*YOUR GOAL*.
Please pick out and copy every line in the entries below that contains the string "swatch". Case counts.

**** MATERIALS PROVIDED ****

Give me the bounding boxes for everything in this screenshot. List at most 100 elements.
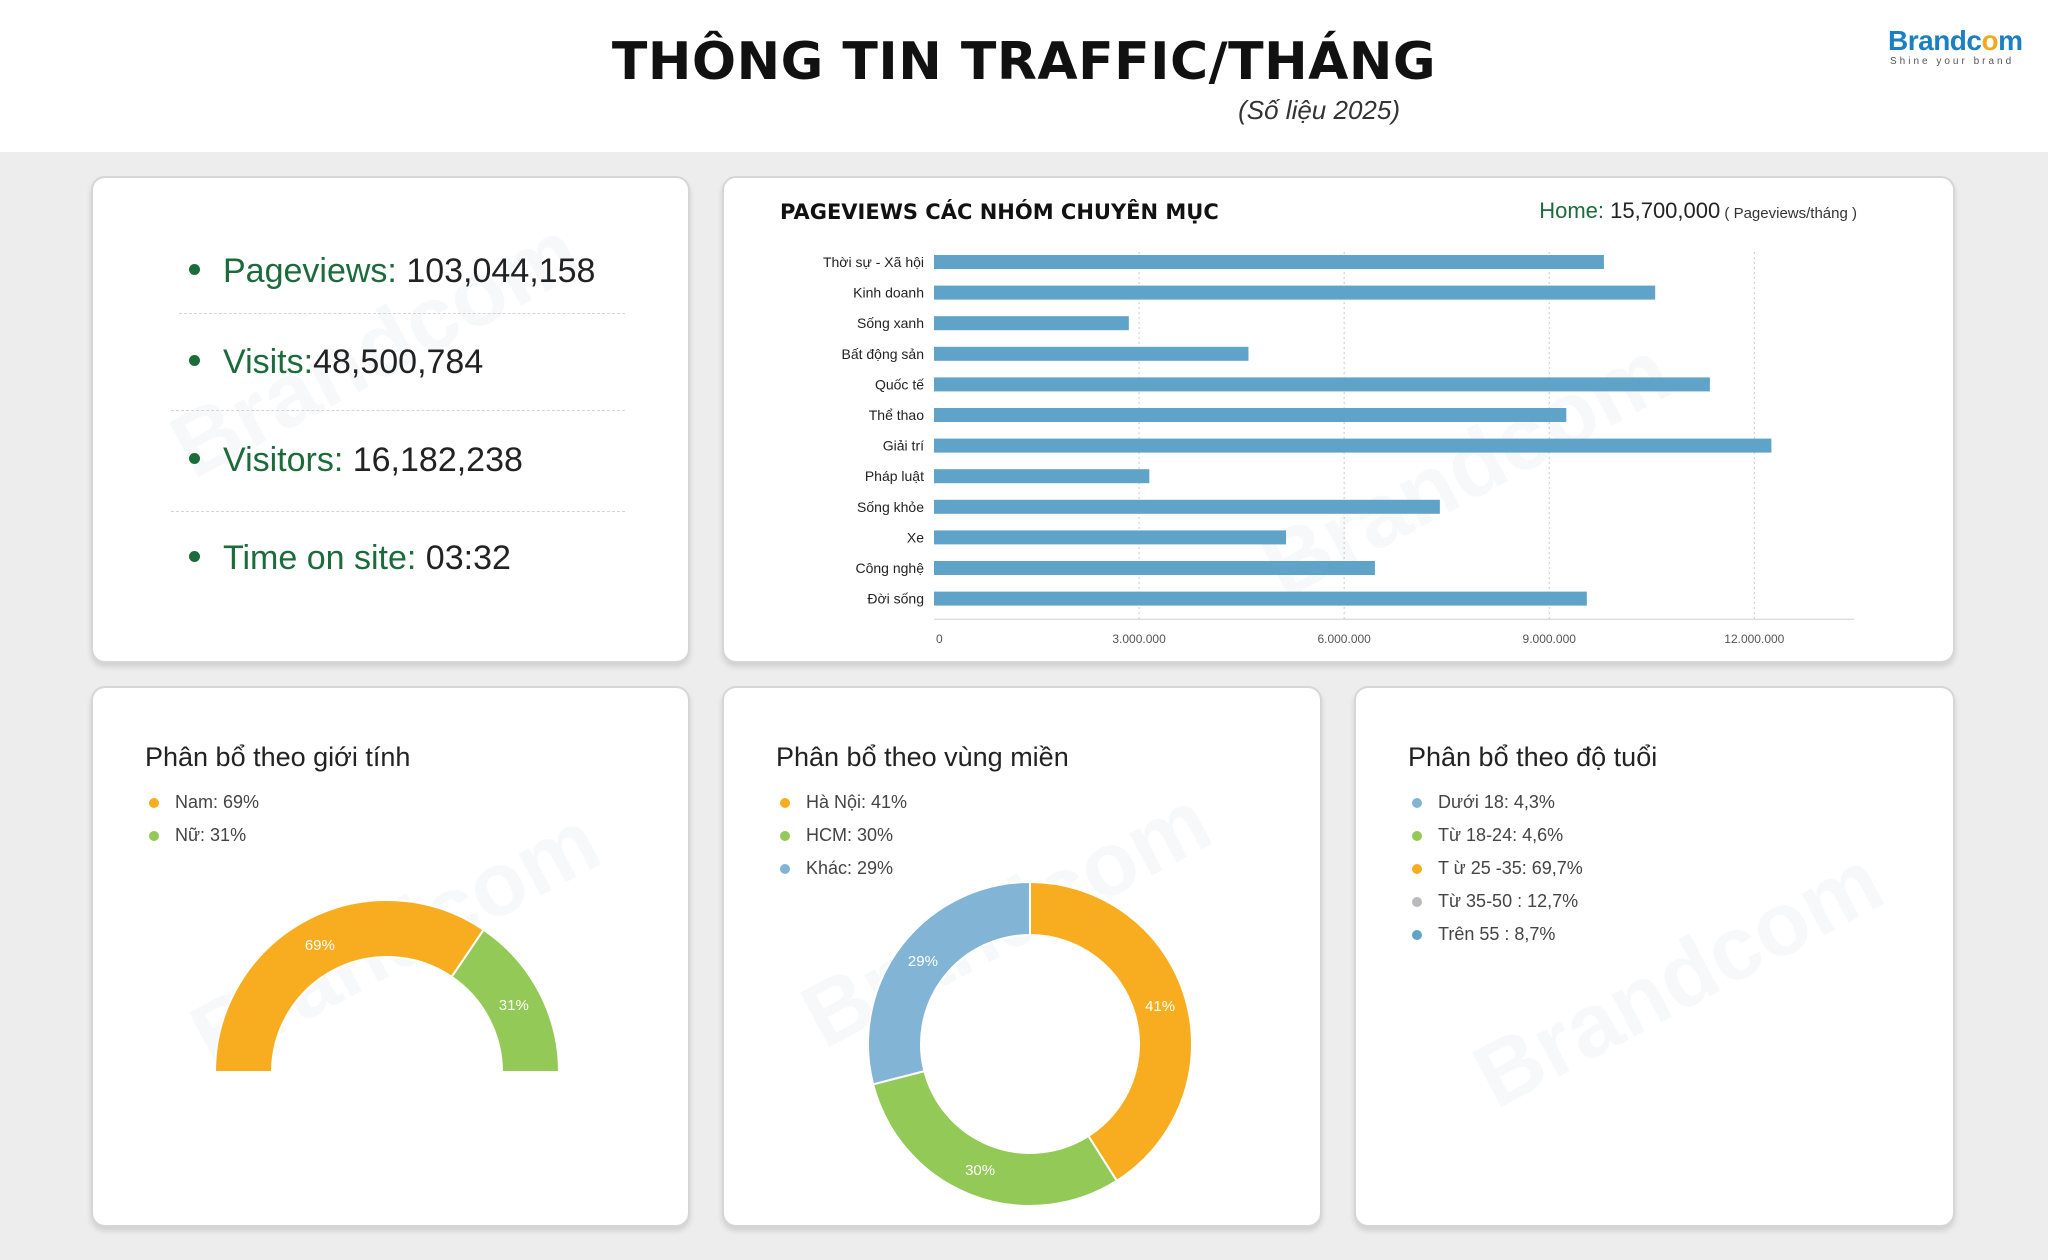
legend-label: Nam: 69% xyxy=(175,792,260,812)
slice xyxy=(871,1069,1119,1207)
bar xyxy=(934,255,1604,269)
home-label: Home: xyxy=(1539,198,1605,223)
legend-swatch xyxy=(780,864,790,874)
bar xyxy=(934,377,1710,392)
kpi-value: 103,044,158 xyxy=(396,252,596,290)
category-label: Đời sống xyxy=(867,591,924,607)
legend-item: Từ 18-24: 4,6% xyxy=(1412,823,1583,856)
category-label: Sống xanh xyxy=(857,315,924,331)
slice-label: 29% xyxy=(908,953,938,970)
slice xyxy=(450,928,561,1073)
legend-item: Trên 55 : 8,7% xyxy=(1412,922,1583,955)
logo-text-o: o xyxy=(1981,25,1999,56)
kpi-time-on-site: Time on site: 03:32 xyxy=(189,539,511,578)
category-label: Xe xyxy=(907,529,924,545)
age-chart-title: Phân bổ theo độ tuổi xyxy=(1408,742,1658,772)
pageviews-card: Brandcom PAGEVIEWS CÁC NHÓM CHUYÊN MỤC H… xyxy=(722,176,1955,663)
legend-swatch xyxy=(149,798,159,808)
slice-label: 31% xyxy=(499,997,529,1014)
brand-logo: Brandcom Shine your brand xyxy=(1888,25,2023,68)
x-tick-label: 3.000.000 xyxy=(1112,632,1166,646)
bar xyxy=(934,561,1375,575)
slice xyxy=(213,899,486,1073)
bar xyxy=(934,499,1440,514)
region-chart-title: Phân bổ theo vùng miền xyxy=(776,742,1069,772)
legend-item: Nam: 69% xyxy=(149,790,259,823)
gender-half-donut-chart: 69% 31% xyxy=(213,899,561,1073)
page-subtitle: (Số liệu 2025) xyxy=(1238,95,1400,125)
bar xyxy=(934,469,1150,484)
bullet-icon xyxy=(189,264,200,275)
legend-item: Nữ: 31% xyxy=(149,823,259,856)
divider xyxy=(171,410,625,411)
age-card: Brandcom Phân bổ theo độ tuổi Dưới 18: 4… xyxy=(1354,686,1955,1227)
kpi-card: Brandcom Pageviews: 103,044,158 Visits:4… xyxy=(91,176,690,663)
kpi-value: 48,500,784 xyxy=(313,343,484,381)
legend-swatch xyxy=(1412,798,1422,808)
category-label: Sống khỏe xyxy=(857,499,924,515)
divider xyxy=(171,511,625,512)
divider xyxy=(179,313,625,314)
category-label: Pháp luật xyxy=(865,468,924,484)
legend-swatch xyxy=(1412,930,1422,940)
category-label: Kinh doanh xyxy=(853,285,924,301)
legend-item: Khác: 29% xyxy=(780,856,907,889)
kpi-label: Pageviews: xyxy=(223,252,397,290)
category-label: Giải trí xyxy=(883,438,924,454)
bar xyxy=(934,346,1249,361)
logo-text-b: m xyxy=(1998,25,2023,56)
bullet-icon xyxy=(189,551,200,562)
region-legend: Hà Nội: 41% HCM: 30% Khác: 29% xyxy=(780,790,907,889)
legend-item: Hà Nội: 41% xyxy=(780,790,907,823)
legend-label: Nữ: 31% xyxy=(175,825,247,845)
legend-swatch xyxy=(1412,831,1422,841)
region-donut-chart: 41% 30% 29% xyxy=(867,880,1193,1207)
kpi-label: Time on site: xyxy=(223,539,417,577)
x-tick-label: 9.000.000 xyxy=(1523,632,1577,646)
home-unit: ( Pageviews/tháng ) xyxy=(1720,205,1857,222)
slice-label: 30% xyxy=(965,1162,995,1179)
home-value: 15,700,000 xyxy=(1604,198,1721,223)
legend-swatch xyxy=(1412,864,1422,874)
kpi-pageviews: Pageviews: 103,044,158 xyxy=(189,252,596,291)
legend-label: Hà Nội: 41% xyxy=(806,792,908,812)
legend-item: HCM: 30% xyxy=(780,823,907,856)
legend-label: HCM: 30% xyxy=(806,825,894,845)
category-label: Thể thao xyxy=(869,407,924,423)
legend-swatch xyxy=(780,831,790,841)
page-title: THÔNG TIN TRAFFIC/THÁNG xyxy=(611,32,1437,92)
logo-wordmark: Brandcom xyxy=(1888,25,2023,56)
gender-legend: Nam: 69% Nữ: 31% xyxy=(149,790,259,856)
pageviews-bar-chart: 0 3.000.000 6.000.000 9.000.000 12.000.000 Th… xyxy=(823,252,1854,646)
legend-item: Từ 35-50 : 12,7% xyxy=(1412,889,1583,922)
legend-item: Dưới 18: 4,3% xyxy=(1412,790,1583,823)
x-tick-label: 6.000.000 xyxy=(1317,632,1371,646)
category-label: Bất động sản xyxy=(841,346,924,362)
slice-label: 41% xyxy=(1145,998,1175,1015)
bar xyxy=(934,285,1656,300)
gender-chart-title: Phân bổ theo giới tính xyxy=(145,742,411,772)
region-card: Brandcom Phân bổ theo vùng miền Hà Nội: … xyxy=(722,686,1322,1227)
bar xyxy=(934,438,1772,453)
bar xyxy=(934,316,1129,331)
legend-label: Từ 35-50 : 12,7% xyxy=(1438,891,1579,911)
kpi-visits: Visits:48,500,784 xyxy=(189,343,484,382)
bullet-icon xyxy=(189,355,200,366)
kpi-visitors: Visitors: 16,182,238 xyxy=(189,441,523,480)
legend-item: T ừ 25 -35: 69,7% xyxy=(1412,856,1583,889)
slice xyxy=(867,880,1031,1086)
gender-card: Brandcom Phân bổ theo giới tính Nam: 69%… xyxy=(91,686,690,1227)
legend-swatch xyxy=(780,798,790,808)
kpi-value: 16,182,238 xyxy=(343,441,523,479)
x-tick-label: 12.000.000 xyxy=(1724,632,1784,646)
slice-label: 69% xyxy=(305,937,335,954)
category-label: Thời sự - Xã hội xyxy=(823,254,924,270)
category-label: Quốc tế xyxy=(875,376,924,392)
legend-label: Trên 55 : 8,7% xyxy=(1438,924,1556,944)
legend-label: T ừ 25 -35: 69,7% xyxy=(1438,858,1583,878)
legend-label: Dưới 18: 4,3% xyxy=(1438,792,1555,812)
kpi-value: 03:32 xyxy=(416,539,511,577)
x-tick-label: 0 xyxy=(936,632,943,646)
age-legend: Dưới 18: 4,3% Từ 18-24: 4,6% T ừ 25 -35:… xyxy=(1412,790,1583,955)
legend-label: Khác: 29% xyxy=(806,858,894,878)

****

*WORKED SOLUTION*.
legend-swatch xyxy=(780,864,790,874)
legend-swatch xyxy=(149,798,159,808)
legend-swatch xyxy=(1412,798,1422,808)
legend-swatch xyxy=(1412,930,1422,940)
legend-swatch xyxy=(1412,831,1422,841)
legend-swatch xyxy=(1412,864,1422,874)
legend-swatch xyxy=(780,831,790,841)
legend-swatch xyxy=(780,798,790,808)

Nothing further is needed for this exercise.